(Excerpt from a dataset)
—————
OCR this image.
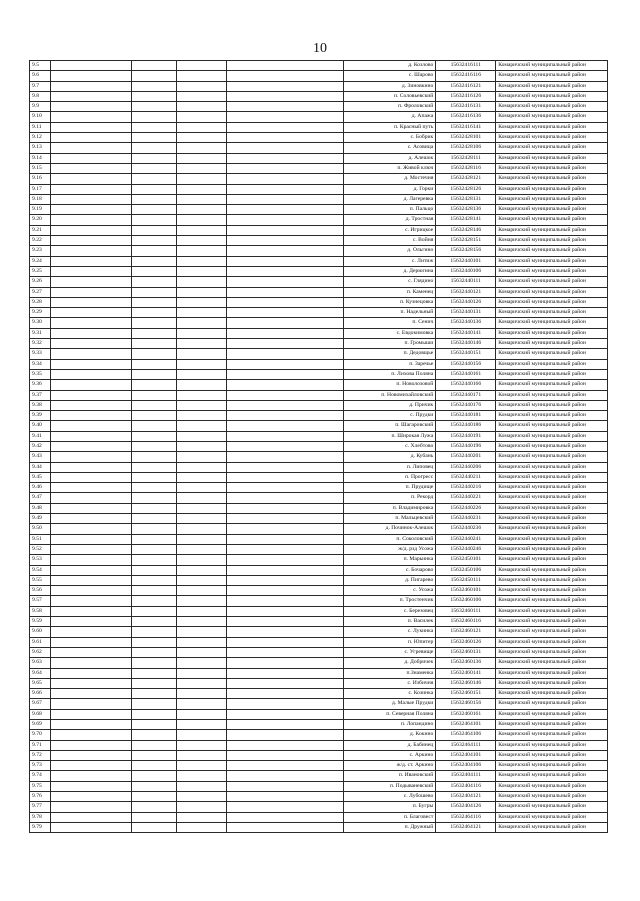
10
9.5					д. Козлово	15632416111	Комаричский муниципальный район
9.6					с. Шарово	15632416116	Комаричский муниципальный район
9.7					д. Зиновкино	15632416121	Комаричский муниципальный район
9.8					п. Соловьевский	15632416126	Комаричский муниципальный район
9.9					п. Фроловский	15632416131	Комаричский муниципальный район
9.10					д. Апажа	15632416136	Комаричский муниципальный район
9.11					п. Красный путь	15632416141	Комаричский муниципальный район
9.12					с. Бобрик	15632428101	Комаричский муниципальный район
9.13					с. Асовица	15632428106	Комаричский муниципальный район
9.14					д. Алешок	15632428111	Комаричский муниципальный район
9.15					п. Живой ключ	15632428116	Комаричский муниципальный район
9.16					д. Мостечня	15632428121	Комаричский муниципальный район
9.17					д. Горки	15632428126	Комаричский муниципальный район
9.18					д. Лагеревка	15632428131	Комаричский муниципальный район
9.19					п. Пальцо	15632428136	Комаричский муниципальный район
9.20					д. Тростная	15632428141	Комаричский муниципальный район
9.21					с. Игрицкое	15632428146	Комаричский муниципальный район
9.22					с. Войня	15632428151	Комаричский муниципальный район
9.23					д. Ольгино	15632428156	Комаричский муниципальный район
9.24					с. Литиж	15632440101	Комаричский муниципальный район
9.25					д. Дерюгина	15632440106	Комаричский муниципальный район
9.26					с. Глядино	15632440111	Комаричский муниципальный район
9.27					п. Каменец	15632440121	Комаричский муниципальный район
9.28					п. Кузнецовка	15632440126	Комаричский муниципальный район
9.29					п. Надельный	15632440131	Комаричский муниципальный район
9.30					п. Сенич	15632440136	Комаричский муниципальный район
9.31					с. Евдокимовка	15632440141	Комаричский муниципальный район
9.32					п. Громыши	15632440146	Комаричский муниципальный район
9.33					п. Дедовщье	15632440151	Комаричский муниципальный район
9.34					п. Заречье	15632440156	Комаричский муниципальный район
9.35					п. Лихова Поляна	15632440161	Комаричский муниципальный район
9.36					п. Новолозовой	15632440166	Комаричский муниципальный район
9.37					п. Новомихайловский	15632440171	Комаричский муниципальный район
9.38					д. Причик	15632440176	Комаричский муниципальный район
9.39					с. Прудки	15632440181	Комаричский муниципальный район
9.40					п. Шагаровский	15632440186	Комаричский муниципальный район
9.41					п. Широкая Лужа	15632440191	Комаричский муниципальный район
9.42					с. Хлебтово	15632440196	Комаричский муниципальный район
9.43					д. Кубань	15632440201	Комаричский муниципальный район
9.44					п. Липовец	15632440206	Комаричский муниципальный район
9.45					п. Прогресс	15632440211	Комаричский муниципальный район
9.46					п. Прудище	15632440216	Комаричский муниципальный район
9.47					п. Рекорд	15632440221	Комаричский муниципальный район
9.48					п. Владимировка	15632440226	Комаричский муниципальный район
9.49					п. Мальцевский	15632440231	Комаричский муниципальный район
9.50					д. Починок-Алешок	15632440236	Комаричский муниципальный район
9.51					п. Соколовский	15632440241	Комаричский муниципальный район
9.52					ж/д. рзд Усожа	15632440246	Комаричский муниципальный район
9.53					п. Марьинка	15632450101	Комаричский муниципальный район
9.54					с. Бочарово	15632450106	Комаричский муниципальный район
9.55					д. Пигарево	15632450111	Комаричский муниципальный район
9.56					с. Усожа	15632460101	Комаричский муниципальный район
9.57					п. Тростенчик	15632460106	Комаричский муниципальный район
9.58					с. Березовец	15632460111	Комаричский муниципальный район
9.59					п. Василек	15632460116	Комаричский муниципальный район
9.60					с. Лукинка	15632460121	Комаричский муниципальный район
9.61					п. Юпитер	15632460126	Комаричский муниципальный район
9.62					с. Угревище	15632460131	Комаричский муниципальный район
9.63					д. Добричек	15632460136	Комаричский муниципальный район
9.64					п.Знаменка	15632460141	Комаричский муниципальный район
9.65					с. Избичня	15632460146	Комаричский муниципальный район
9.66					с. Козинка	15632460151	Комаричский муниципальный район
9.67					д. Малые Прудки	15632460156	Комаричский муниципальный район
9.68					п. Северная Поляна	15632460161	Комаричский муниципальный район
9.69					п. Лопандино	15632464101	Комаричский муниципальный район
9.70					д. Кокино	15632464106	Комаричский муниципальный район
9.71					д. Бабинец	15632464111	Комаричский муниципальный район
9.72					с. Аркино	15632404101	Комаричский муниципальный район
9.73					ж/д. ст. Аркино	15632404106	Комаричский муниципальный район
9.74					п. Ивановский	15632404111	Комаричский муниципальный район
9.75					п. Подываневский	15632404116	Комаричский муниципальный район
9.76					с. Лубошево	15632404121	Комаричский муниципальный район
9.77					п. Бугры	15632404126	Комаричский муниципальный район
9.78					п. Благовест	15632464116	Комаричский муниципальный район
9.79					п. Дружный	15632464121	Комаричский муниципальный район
—————
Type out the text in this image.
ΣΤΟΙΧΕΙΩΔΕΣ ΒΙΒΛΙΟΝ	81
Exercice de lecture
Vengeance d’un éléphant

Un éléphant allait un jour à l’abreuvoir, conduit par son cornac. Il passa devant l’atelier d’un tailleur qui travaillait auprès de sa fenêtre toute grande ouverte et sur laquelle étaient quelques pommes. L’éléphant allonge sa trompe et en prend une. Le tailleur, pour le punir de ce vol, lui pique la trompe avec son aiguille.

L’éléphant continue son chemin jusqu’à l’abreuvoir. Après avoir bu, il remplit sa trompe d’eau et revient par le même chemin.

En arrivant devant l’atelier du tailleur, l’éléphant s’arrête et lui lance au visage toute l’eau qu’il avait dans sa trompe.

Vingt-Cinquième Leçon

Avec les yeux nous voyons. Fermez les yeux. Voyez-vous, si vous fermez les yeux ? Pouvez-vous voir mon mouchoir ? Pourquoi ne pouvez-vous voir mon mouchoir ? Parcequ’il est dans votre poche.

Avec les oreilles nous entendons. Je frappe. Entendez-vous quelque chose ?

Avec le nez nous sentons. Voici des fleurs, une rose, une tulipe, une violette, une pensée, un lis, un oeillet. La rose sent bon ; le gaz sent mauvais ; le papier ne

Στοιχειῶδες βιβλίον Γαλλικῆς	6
—————
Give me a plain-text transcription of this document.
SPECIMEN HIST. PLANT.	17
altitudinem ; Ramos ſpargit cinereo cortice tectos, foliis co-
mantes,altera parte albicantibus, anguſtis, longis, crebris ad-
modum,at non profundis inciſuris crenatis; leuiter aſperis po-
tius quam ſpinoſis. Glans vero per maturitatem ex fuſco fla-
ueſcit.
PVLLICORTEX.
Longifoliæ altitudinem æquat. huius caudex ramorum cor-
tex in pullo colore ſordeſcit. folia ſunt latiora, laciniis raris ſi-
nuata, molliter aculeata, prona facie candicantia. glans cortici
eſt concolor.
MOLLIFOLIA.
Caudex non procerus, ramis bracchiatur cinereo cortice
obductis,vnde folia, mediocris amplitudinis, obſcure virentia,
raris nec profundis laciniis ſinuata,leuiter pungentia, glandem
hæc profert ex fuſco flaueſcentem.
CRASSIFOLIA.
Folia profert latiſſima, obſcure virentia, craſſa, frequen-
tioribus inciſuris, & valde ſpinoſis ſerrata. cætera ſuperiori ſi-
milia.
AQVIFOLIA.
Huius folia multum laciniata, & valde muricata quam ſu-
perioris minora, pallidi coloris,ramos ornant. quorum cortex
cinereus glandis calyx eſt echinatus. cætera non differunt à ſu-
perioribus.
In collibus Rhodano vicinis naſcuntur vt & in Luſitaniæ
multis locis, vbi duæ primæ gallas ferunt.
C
—————
**EXERCISE GOAL**
Track down all lines above with the string "text" and copy them.

**ANSWER IN FULL**
Type out the text in this image.
Give me a plain-text transcription of this document.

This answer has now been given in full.